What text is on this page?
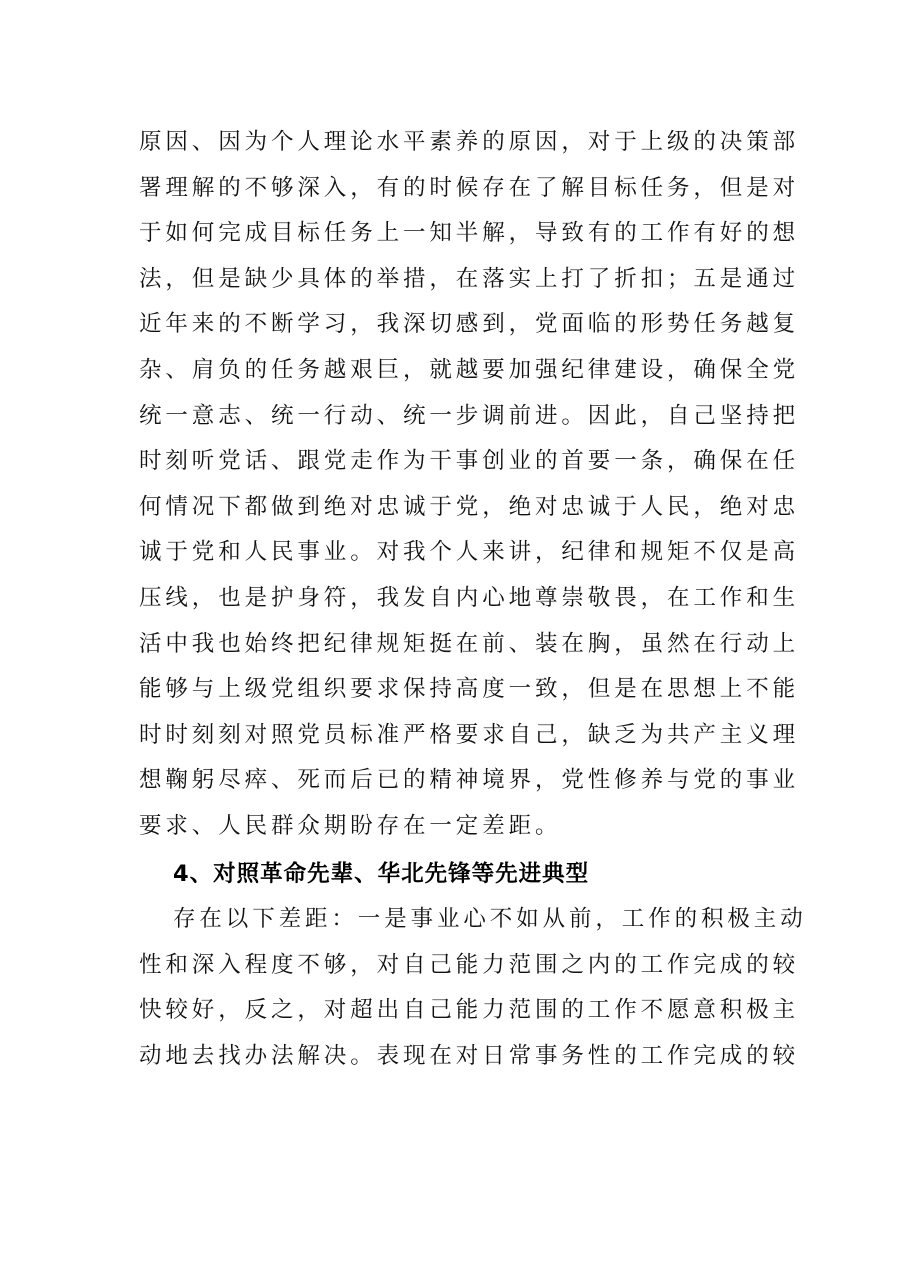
原因、因为个人理论水平素养的原因，对于上级的决策部
署理解的不够深入，有的时候存在了解目标任务，但是对
于如何完成目标任务上一知半解，导致有的工作有好的想
法，但是缺少具体的举措，在落实上打了折扣；五是通过
近年来的不断学习，我深切感到，党面临的形势任务越复
杂、肩负的任务越艰巨，就越要加强纪律建设，确保全党
统一意志、统一行动、统一步调前进。因此，自己坚持把
时刻听党话、跟党走作为干事创业的首要一条，确保在任
何情况下都做到绝对忠诚于党，绝对忠诚于人民，绝对忠
诚于党和人民事业。对我个人来讲，纪律和规矩不仅是高
压线，也是护身符，我发自内心地尊崇敬畏，在工作和生
活中我也始终把纪律规矩挺在前、装在胸，虽然在行动上
能够与上级党组织要求保持高度一致，但是在思想上不能
时时刻刻对照党员标准严格要求自己，缺乏为共产主义理
想鞠躬尽瘁、死而后已的精神境界，党性修养与党的事业
要求、人民群众期盼存在一定差距。
4、对照革命先辈、华北先锋等先进典型
存在以下差距：一是事业心不如从前，工作的积极主动
性和深入程度不够，对自己能力范围之内的工作完成的较
快较好，反之，对超出自己能力范围的工作不愿意积极主
动地去找办法解决。表现在对日常事务性的工作完成的较
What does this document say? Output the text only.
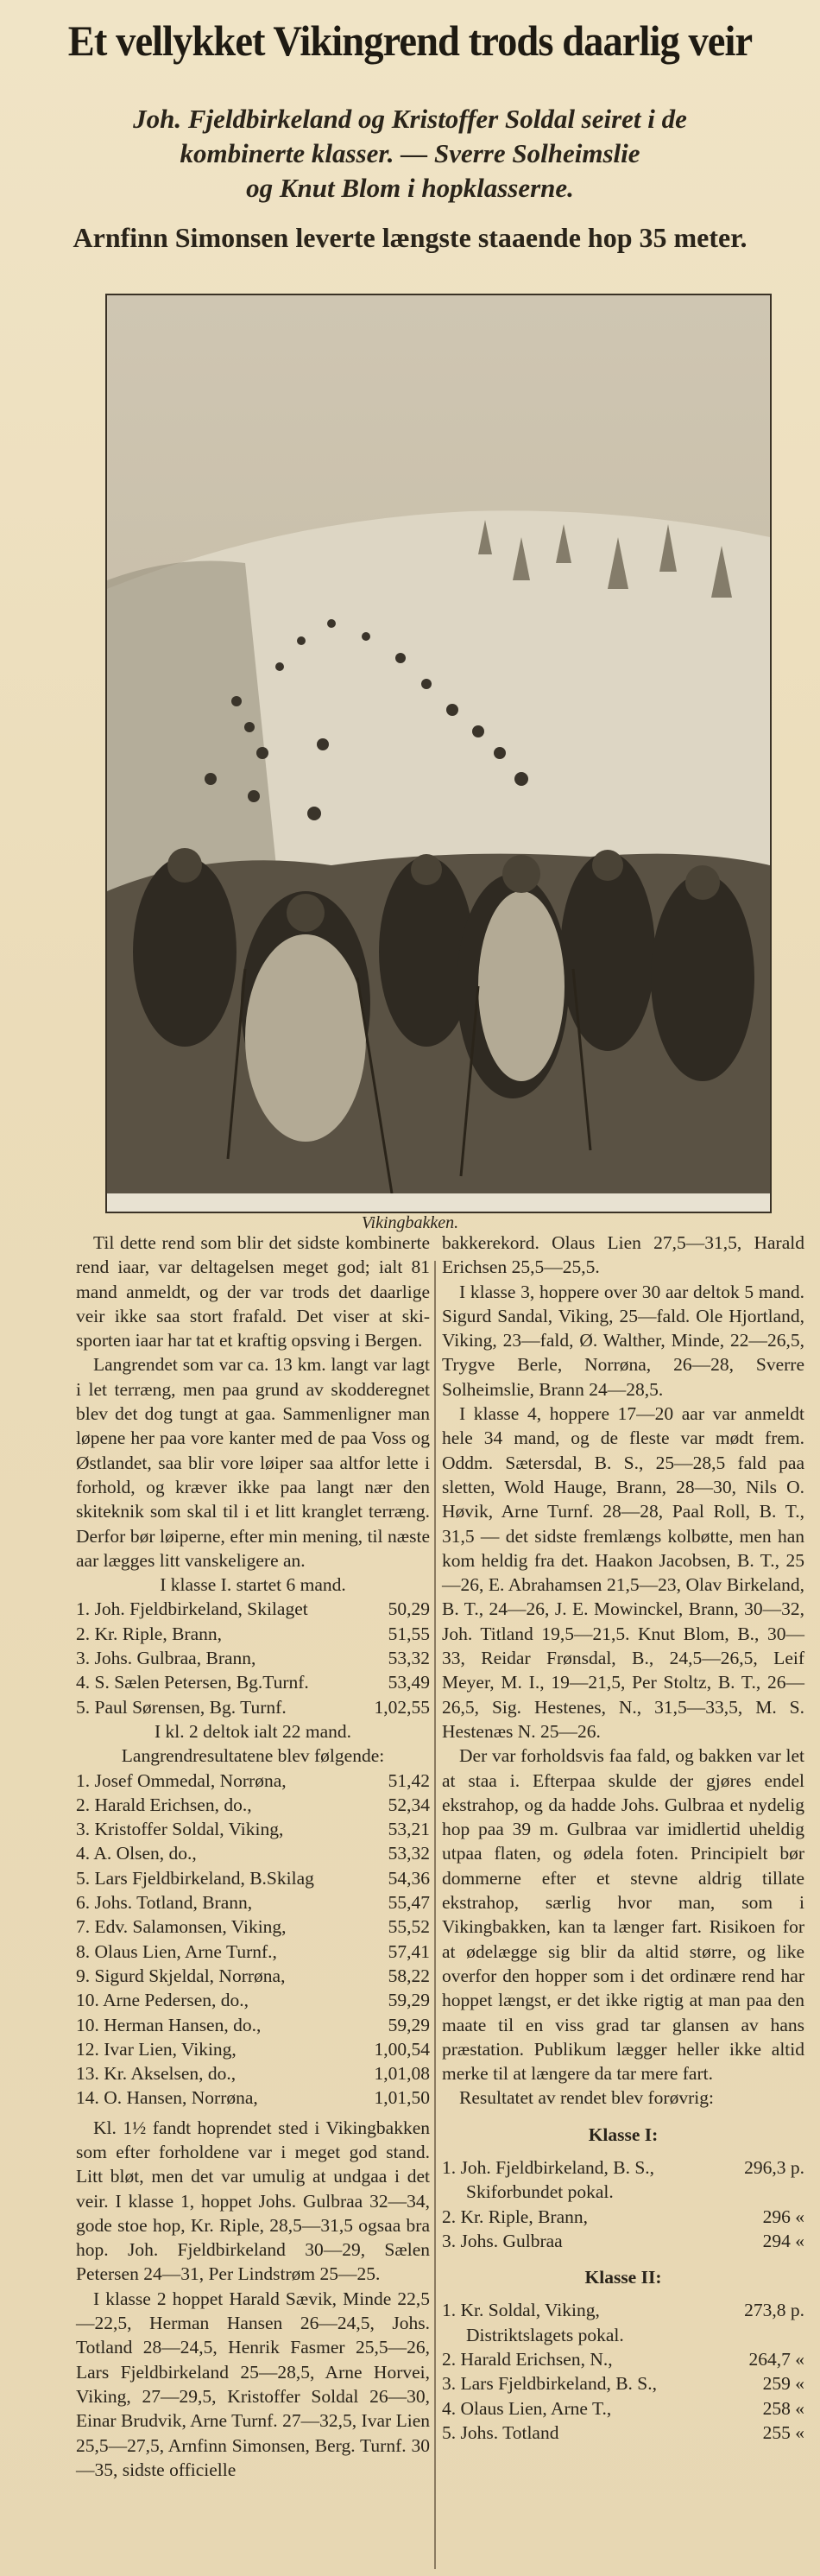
Et vellykket Vikingrend trods daarlig veir
Joh. Fjeldbirkeland og Kristoffer Soldal seiret i de
kombinerte klasser. — Sverre Solheimslie
og Knut Blom i hopklasserne.
Arnfinn Simonsen leverte længste staaende hop 35 meter.
Vikingbakken.

Til dette rend som blir det sidste kombinerte rend iaar, var deltagelsen meget god; ialt 81 mand anmeldt, og der var trods det daarlige veir ikke saa stort frafald. Det viser at ski-sporten iaar har tat et kraftig opsving i Bergen.

Langrendet som var ca. 13 km. langt var lagt i let terræng, men paa grund av skodderegnet blev det dog tungt at gaa. Sammenligner man løpene her paa vore kanter med de paa Voss og Østlandet, saa blir vore løiper saa altfor lette i forhold, og kræver ikke paa langt nær den skiteknik som skal til i et litt kranglet terræng. Derfor bør løiperne, efter min mening, til næste aar lægges litt vanskeligere an.

I klasse I. startet 6 mand.
1. Joh. Fjeldbirkeland, Skilaget	50,29
2. Kr. Riple, Brann,	51,55
3. Johs. Gulbraa, Brann,	53,32
4. S. Sælen Petersen, Bg.Turnf.	53,49
5. Paul Sørensen, Bg. Turnf.	1,02,55
I kl. 2 deltok ialt 22 mand.
Langrendresultatene blev følgende:
1. Josef Ommedal, Norrøna,	51,42
2. Harald Erichsen, do.,	52,34
3. Kristoffer Soldal, Viking,	53,21
4. A. Olsen, do.,	53,32
5. Lars Fjeldbirkeland, B.Skilag	54,36
6. Johs. Totland, Brann,	55,47
7. Edv. Salamonsen, Viking,	55,52
8. Olaus Lien, Arne Turnf.,	57,41
9. Sigurd Skjeldal, Norrøna,	58,22
10. Arne Pedersen, do.,	59,29
10. Herman Hansen, do.,	59,29
12. Ivar Lien, Viking,	1,00,54
13. Kr. Akselsen, do.,	1,01,08
14. O. Hansen, Norrøna,	1,01,50

Kl. 1½ fandt hoprendet sted i Vikingbakken som efter forholdene var i meget god stand. Litt bløt, men det var umulig at undgaa i det veir. I klasse 1, hoppet Johs. Gulbraa 32—34, gode stoe hop, Kr. Riple, 28,5—31,5 ogsaa bra hop. Joh. Fjeldbirkeland 30—29, Sælen Petersen 24—31, Per Lindstrøm 25—25.

I klasse 2 hoppet Harald Sævik, Minde 22,5—22,5, Herman Hansen 26—24,5, Johs. Totland 28—24,5, Henrik Fasmer 25,5—26, Lars Fjeldbirkeland 25—28,5, Arne Horvei, Viking, 27—29,5, Kristoffer Soldal 26—30, Einar Brudvik, Arne Turnf. 27—32,5, Ivar Lien 25,5—27,5, Arnfinn Simonsen, Berg. Turnf. 30—35, sidste officielle

bakkerekord. Olaus Lien 27,5—31,5, Harald Erichsen 25,5—25,5.

I klasse 3, hoppere over 30 aar deltok 5 mand. Sigurd Sandal, Viking, 25—fald. Ole Hjortland, Viking, 23—fald, Ø. Walther, Minde, 22—26,5, Trygve Berle, Norrøna, 26—28, Sverre Solheimslie, Brann 24—28,5.

I klasse 4, hoppere 17—20 aar var anmeldt hele 34 mand, og de fleste var mødt frem. Oddm. Sætersdal, B. S., 25—28,5 fald paa sletten, Wold Hauge, Brann, 28—30, Nils O. Høvik, Arne Turnf. 28—28, Paal Roll, B. T., 31,5 — det sidste fremlængs kolbøtte, men han kom heldig fra det. Haakon Jacobsen, B. T., 25—26, E. Abrahamsen 21,5—23, Olav Birkeland, B. T., 24—26, J. E. Mowinckel, Brann, 30—32, Joh. Titland 19,5—21,5. Knut Blom, B., 30—33, Reidar Frønsdal, B., 24,5—26,5, Leif Meyer, M. I., 19—21,5, Per Stoltz, B. T., 26—26,5, Sig. Hestenes, N., 31,5—33,5, M. S. Hestenæs N. 25—26.

Der var forholdsvis faa fald, og bakken var let at staa i. Efterpaa skulde der gjøres endel ekstrahop, og da hadde Johs. Gulbraa et nydelig hop paa 39 m. Gulbraa var imidlertid uheldig utpaa flaten, og ødela foten. Principielt bør dommerne efter et stevne aldrig tillate ekstrahop, særlig hvor man, som i Vikingbakken, kan ta længer fart. Risikoen for at ødelægge sig blir da altid større, og like overfor den hopper som i det ordinære rend har hoppet længst, er det ikke rigtig at man paa den maate til en viss grad tar glansen av hans præstation. Publikum lægger heller ikke altid merke til at længere da tar mere fart.

Resultatet av rendet blev forøvrig:

Klasse I:
1. Joh. Fjeldbirkeland, B. S.,	296,3 p.
Skiforbundet pokal.
2. Kr. Riple, Brann,	296 «
3. Johs. Gulbraa	294 «
Klasse II:
1. Kr. Soldal, Viking,	273,8 p.
Distriktslagets pokal.
2. Harald Erichsen, N.,	264,7 «
3. Lars Fjeldbirkeland, B. S.,	259 «
4. Olaus Lien, Arne T.,	258 «
5. Johs. Totland	255 «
·····
Copy the material exactly. Do not include the pictures.

● RESULT FOR THIS TASK
What text is on this page?
原因、因为个人理论水平素养的原因，对于上级的决策部
署理解的不够深入，有的时候存在了解目标任务，但是对
于如何完成目标任务上一知半解，导致有的工作有好的想
法，但是缺少具体的举措，在落实上打了折扣；五是通过
近年来的不断学习，我深切感到，党面临的形势任务越复
杂、肩负的任务越艰巨，就越要加强纪律建设，确保全党
统一意志、统一行动、统一步调前进。因此，自己坚持把
时刻听党话、跟党走作为干事创业的首要一条，确保在任
何情况下都做到绝对忠诚于党，绝对忠诚于人民，绝对忠
诚于党和人民事业。对我个人来讲，纪律和规矩不仅是高
压线，也是护身符，我发自内心地尊崇敬畏，在工作和生
活中我也始终把纪律规矩挺在前、装在胸，虽然在行动上
能够与上级党组织要求保持高度一致，但是在思想上不能
时时刻刻对照党员标准严格要求自己，缺乏为共产主义理
想鞠躬尽瘁、死而后已的精神境界，党性修养与党的事业
要求、人民群众期盼存在一定差距。
4、对照革命先辈、华北先锋等先进典型
存在以下差距：一是事业心不如从前，工作的积极主动
性和深入程度不够，对自己能力范围之内的工作完成的较
快较好，反之，对超出自己能力范围的工作不愿意积极主
动地去找办法解决。表现在对日常事务性的工作完成的较
What does this document say? Output the text only.
Et vellykket Vikingrend trods daarlig veir
Joh. Fjeldbirkeland og Kristoffer Soldal seiret i de
kombinerte klasser. — Sverre Solheimslie
og Knut Blom i hopklasserne.
Arnfinn Simonsen leverte længste staaende hop 35 meter.
Vikingbakken.

Til dette rend som blir det sidste kombinerte rend iaar, var deltagelsen meget god; ialt 81 mand anmeldt, og der var trods det daarlige veir ikke saa stort frafald. Det viser at ski-sporten iaar har tat et kraftig opsving i Bergen.

Langrendet som var ca. 13 km. langt var lagt i let terræng, men paa grund av skodderegnet blev det dog tungt at gaa. Sammenligner man løpene her paa vore kanter med de paa Voss og Østlandet, saa blir vore løiper saa altfor lette i forhold, og kræver ikke paa langt nær den skiteknik som skal til i et litt kranglet terræng. Derfor bør løiperne, efter min mening, til næste aar lægges litt vanskeligere an.

I klasse I. startet 6 mand.
1. Joh. Fjeldbirkeland, Skilaget	50,29
2. Kr. Riple, Brann,	51,55
3. Johs. Gulbraa, Brann,	53,32
4. S. Sælen Petersen, Bg.Turnf.	53,49
5. Paul Sørensen, Bg. Turnf.	1,02,55
I kl. 2 deltok ialt 22 mand.
Langrendresultatene blev følgende:
1. Josef Ommedal, Norrøna,	51,42
2. Harald Erichsen, do.,	52,34
3. Kristoffer Soldal, Viking,	53,21
4. A. Olsen, do.,	53,32
5. Lars Fjeldbirkeland, B.Skilag	54,36
6. Johs. Totland, Brann,	55,47
7. Edv. Salamonsen, Viking,	55,52
8. Olaus Lien, Arne Turnf.,	57,41
9. Sigurd Skjeldal, Norrøna,	58,22
10. Arne Pedersen, do.,	59,29
10. Herman Hansen, do.,	59,29
12. Ivar Lien, Viking,	1,00,54
13. Kr. Akselsen, do.,	1,01,08
14. O. Hansen, Norrøna,	1,01,50

Kl. 1½ fandt hoprendet sted i Vikingbakken som efter forholdene var i meget god stand. Litt bløt, men det var umulig at undgaa i det veir. I klasse 1, hoppet Johs. Gulbraa 32—34, gode stoe hop, Kr. Riple, 28,5—31,5 ogsaa bra hop. Joh. Fjeldbirkeland 30—29, Sælen Petersen 24—31, Per Lindstrøm 25—25.

I klasse 2 hoppet Harald Sævik, Minde 22,5—22,5, Herman Hansen 26—24,5, Johs. Totland 28—24,5, Henrik Fasmer 25,5—26, Lars Fjeldbirkeland 25—28,5, Arne Horvei, Viking, 27—29,5, Kristoffer Soldal 26—30, Einar Brudvik, Arne Turnf. 27—32,5, Ivar Lien 25,5—27,5, Arnfinn Simonsen, Berg. Turnf. 30—35, sidste officielle

bakkerekord. Olaus Lien 27,5—31,5, Harald Erichsen 25,5—25,5.

I klasse 3, hoppere over 30 aar deltok 5 mand. Sigurd Sandal, Viking, 25—fald. Ole Hjortland, Viking, 23—fald, Ø. Walther, Minde, 22—26,5, Trygve Berle, Norrøna, 26—28, Sverre Solheimslie, Brann 24—28,5.

I klasse 4, hoppere 17—20 aar var anmeldt hele 34 mand, og de fleste var mødt frem. Oddm. Sætersdal, B. S., 25—28,5 fald paa sletten, Wold Hauge, Brann, 28—30, Nils O. Høvik, Arne Turnf. 28—28, Paal Roll, B. T., 31,5 — det sidste fremlængs kolbøtte, men han kom heldig fra det. Haakon Jacobsen, B. T., 25—26, E. Abrahamsen 21,5—23, Olav Birkeland, B. T., 24—26, J. E. Mowinckel, Brann, 30—32, Joh. Titland 19,5—21,5. Knut Blom, B., 30—33, Reidar Frønsdal, B., 24,5—26,5, Leif Meyer, M. I., 19—21,5, Per Stoltz, B. T., 26—26,5, Sig. Hestenes, N., 31,5—33,5, M. S. Hestenæs N. 25—26.

Der var forholdsvis faa fald, og bakken var let at staa i. Efterpaa skulde der gjøres endel ekstrahop, og da hadde Johs. Gulbraa et nydelig hop paa 39 m. Gulbraa var imidlertid uheldig utpaa flaten, og ødela foten. Principielt bør dommerne efter et stevne aldrig tillate ekstrahop, særlig hvor man, som i Vikingbakken, kan ta længer fart. Risikoen for at ødelægge sig blir da altid større, og like overfor den hopper som i det ordinære rend har hoppet længst, er det ikke rigtig at man paa den maate til en viss grad tar glansen av hans præstation. Publikum lægger heller ikke altid merke til at længere da tar mere fart.

Resultatet av rendet blev forøvrig:

Klasse I:
1. Joh. Fjeldbirkeland, B. S.,	296,3 p.
Skiforbundet pokal.
2. Kr. Riple, Brann,	296 «
3. Johs. Gulbraa	294 «
Klasse II:
1. Kr. Soldal, Viking,	273,8 p.
Distriktslagets pokal.
2. Harald Erichsen, N.,	264,7 «
3. Lars Fjeldbirkeland, B. S.,	259 «
4. Olaus Lien, Arne T.,	258 «
5. Johs. Totland	255 «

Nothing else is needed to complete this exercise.